═══ Extracted records

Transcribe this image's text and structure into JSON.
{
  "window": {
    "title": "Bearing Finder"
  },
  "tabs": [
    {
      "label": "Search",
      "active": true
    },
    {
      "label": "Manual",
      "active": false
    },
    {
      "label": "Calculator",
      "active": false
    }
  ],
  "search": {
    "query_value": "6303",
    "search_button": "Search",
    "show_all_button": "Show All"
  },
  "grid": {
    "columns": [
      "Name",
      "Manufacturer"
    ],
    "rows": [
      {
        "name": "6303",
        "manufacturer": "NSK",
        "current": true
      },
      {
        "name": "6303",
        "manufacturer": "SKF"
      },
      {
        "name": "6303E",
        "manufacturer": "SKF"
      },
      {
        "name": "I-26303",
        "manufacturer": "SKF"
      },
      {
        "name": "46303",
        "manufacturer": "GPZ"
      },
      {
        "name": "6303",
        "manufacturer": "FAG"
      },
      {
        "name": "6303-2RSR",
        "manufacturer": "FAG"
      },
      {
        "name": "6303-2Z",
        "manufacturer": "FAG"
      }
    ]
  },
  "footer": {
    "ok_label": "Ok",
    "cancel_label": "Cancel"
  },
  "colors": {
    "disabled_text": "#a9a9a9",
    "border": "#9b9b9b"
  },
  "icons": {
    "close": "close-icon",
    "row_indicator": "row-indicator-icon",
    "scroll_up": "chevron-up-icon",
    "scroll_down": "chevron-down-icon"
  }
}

══════

__What is asked__
Print the listing above in full, exactly as it is.

__Reply to the task__
Transcribe this image's text and structure into JSON.
{
  "window": {
    "title": "Bearing Finder"
  },
  "tabs": [
    {
      "label": "Search",
      "active": true
    },
    {
      "label": "Manual",
      "active": false
    },
    {
      "label": "Calculator",
      "active": false
    }
  ],
  "search": {
    "query_value": "6303",
    "search_button": "Search",
    "show_all_button": "Show All"
  },
  "grid": {
    "columns": [
      "Name",
      "Manufacturer"
    ],
    "rows": [
      {
        "name": "6303",
        "manufacturer": "NSK",
        "current": true
      },
      {
        "name": "6303",
        "manufacturer": "SKF"
      },
      {
        "name": "6303E",
        "manufacturer": "SKF"
      },
      {
        "name": "I-26303",
        "manufacturer": "SKF"
      },
      {
        "name": "46303",
        "manufacturer": "GPZ"
      },
      {
        "name": "6303",
        "manufacturer": "FAG"
      },
      {
        "name": "6303-2RSR",
        "manufacturer": "FAG"
      },
      {
        "name": "6303-2Z",
        "manufacturer": "FAG"
      }
    ]
  },
  "footer": {
    "ok_label": "Ok",
    "cancel_label": "Cancel"
  },
  "colors": {
    "disabled_text": "#a9a9a9",
    "border": "#9b9b9b"
  },
  "icons": {
    "close": "close-icon",
    "row_indicator": "row-indicator-icon",
    "scroll_up": "chevron-up-icon",
    "scroll_down": "chevron-down-icon"
  }
}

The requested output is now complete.